(Records of document pages and text)
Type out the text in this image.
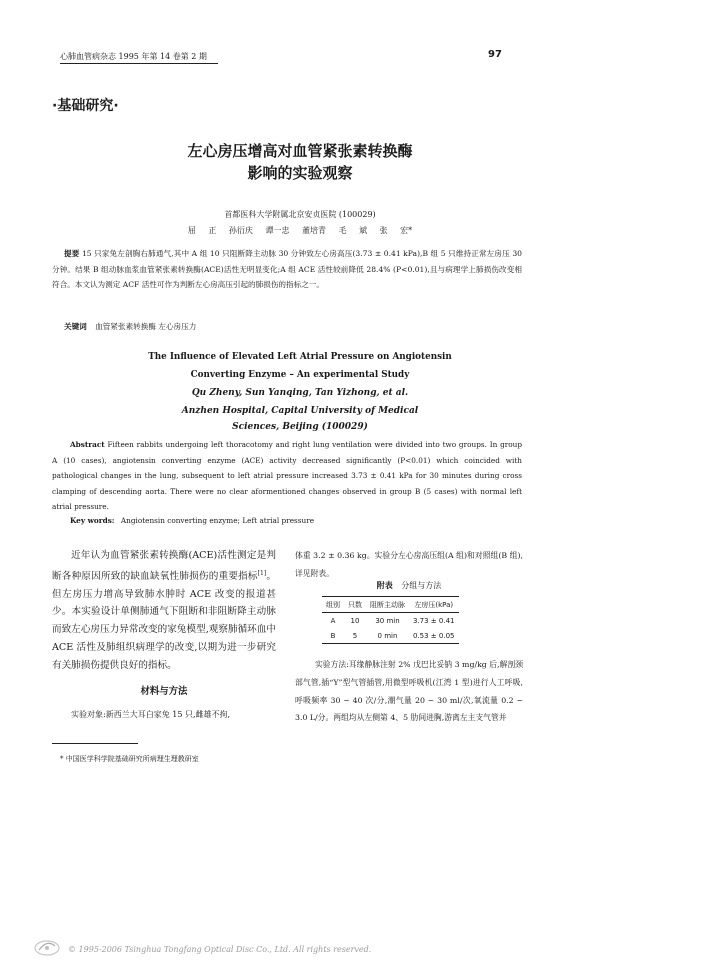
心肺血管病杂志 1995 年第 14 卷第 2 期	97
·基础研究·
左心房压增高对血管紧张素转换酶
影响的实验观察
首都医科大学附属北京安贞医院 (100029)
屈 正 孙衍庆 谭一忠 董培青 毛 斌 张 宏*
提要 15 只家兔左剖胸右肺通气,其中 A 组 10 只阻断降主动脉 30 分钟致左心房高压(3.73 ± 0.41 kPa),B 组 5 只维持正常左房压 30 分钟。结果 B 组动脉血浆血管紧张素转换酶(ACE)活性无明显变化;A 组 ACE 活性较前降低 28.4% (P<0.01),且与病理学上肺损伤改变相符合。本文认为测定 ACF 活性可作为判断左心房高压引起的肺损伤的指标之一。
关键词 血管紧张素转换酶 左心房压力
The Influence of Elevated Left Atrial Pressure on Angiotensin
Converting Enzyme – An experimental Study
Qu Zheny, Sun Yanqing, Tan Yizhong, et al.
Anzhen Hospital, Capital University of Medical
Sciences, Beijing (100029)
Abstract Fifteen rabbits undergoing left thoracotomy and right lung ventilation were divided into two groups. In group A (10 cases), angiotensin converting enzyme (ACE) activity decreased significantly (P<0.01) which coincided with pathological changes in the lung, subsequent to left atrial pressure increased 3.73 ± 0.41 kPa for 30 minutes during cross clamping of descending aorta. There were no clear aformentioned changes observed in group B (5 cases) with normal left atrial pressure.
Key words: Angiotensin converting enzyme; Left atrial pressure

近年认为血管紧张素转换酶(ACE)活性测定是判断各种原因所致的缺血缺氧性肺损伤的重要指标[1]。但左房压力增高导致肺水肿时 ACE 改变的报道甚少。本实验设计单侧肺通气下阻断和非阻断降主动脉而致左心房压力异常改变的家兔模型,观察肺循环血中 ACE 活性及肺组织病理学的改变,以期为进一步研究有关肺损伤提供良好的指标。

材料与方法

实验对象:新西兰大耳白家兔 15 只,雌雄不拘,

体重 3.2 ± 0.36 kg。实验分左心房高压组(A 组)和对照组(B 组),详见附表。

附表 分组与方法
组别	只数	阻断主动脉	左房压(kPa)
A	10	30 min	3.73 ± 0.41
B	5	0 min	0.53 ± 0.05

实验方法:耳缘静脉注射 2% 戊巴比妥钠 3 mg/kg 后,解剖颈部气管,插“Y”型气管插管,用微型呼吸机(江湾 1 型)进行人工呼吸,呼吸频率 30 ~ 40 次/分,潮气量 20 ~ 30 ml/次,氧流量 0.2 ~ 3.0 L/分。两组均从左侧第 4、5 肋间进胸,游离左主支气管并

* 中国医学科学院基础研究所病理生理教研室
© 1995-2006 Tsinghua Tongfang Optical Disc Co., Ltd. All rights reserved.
--
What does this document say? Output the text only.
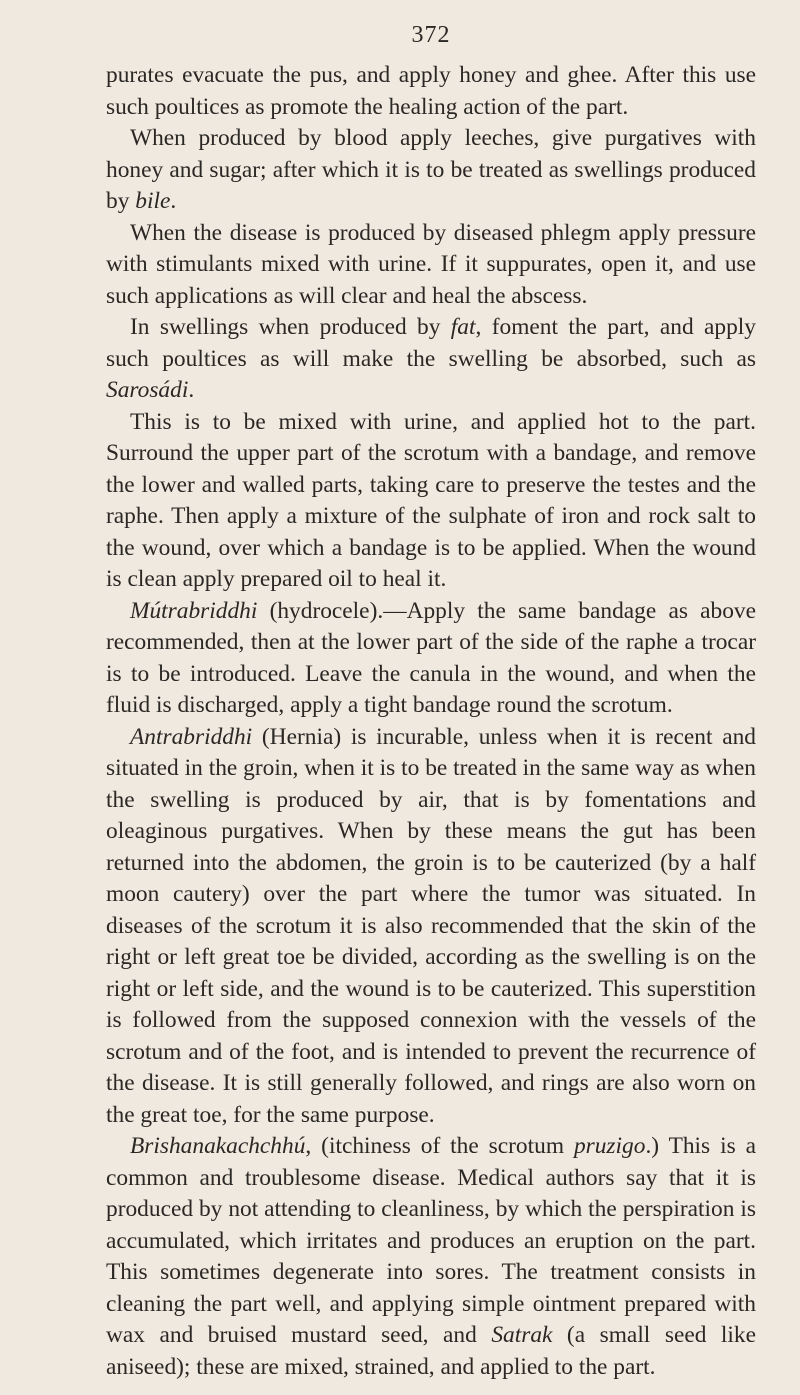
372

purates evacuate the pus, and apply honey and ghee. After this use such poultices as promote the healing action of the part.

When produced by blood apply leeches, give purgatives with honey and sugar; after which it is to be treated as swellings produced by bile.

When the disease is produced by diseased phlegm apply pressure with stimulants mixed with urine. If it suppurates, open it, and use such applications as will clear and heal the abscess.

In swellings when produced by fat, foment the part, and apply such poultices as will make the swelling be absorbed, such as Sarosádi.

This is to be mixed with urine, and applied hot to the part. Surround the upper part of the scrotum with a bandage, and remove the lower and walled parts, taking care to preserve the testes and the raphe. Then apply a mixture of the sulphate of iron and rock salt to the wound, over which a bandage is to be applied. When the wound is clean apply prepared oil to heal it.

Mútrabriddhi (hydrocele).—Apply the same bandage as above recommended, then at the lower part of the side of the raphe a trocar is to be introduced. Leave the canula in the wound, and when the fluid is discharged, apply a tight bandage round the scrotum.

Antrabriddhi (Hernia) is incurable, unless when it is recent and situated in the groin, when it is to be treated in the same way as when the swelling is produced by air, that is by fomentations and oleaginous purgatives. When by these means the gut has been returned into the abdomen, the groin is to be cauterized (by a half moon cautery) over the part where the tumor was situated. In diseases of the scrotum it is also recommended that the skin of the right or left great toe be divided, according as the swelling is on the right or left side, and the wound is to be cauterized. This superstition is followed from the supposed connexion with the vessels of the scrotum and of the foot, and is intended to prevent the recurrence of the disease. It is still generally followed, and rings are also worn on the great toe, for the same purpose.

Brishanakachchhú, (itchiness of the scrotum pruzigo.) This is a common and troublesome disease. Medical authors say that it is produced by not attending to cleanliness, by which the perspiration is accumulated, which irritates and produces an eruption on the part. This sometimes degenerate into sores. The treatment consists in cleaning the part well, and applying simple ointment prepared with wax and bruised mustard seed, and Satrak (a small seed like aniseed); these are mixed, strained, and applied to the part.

- Exercise objective -
Answer with the number alone after tallying the lines of the entries above that contain the word "will".

- Your response -
2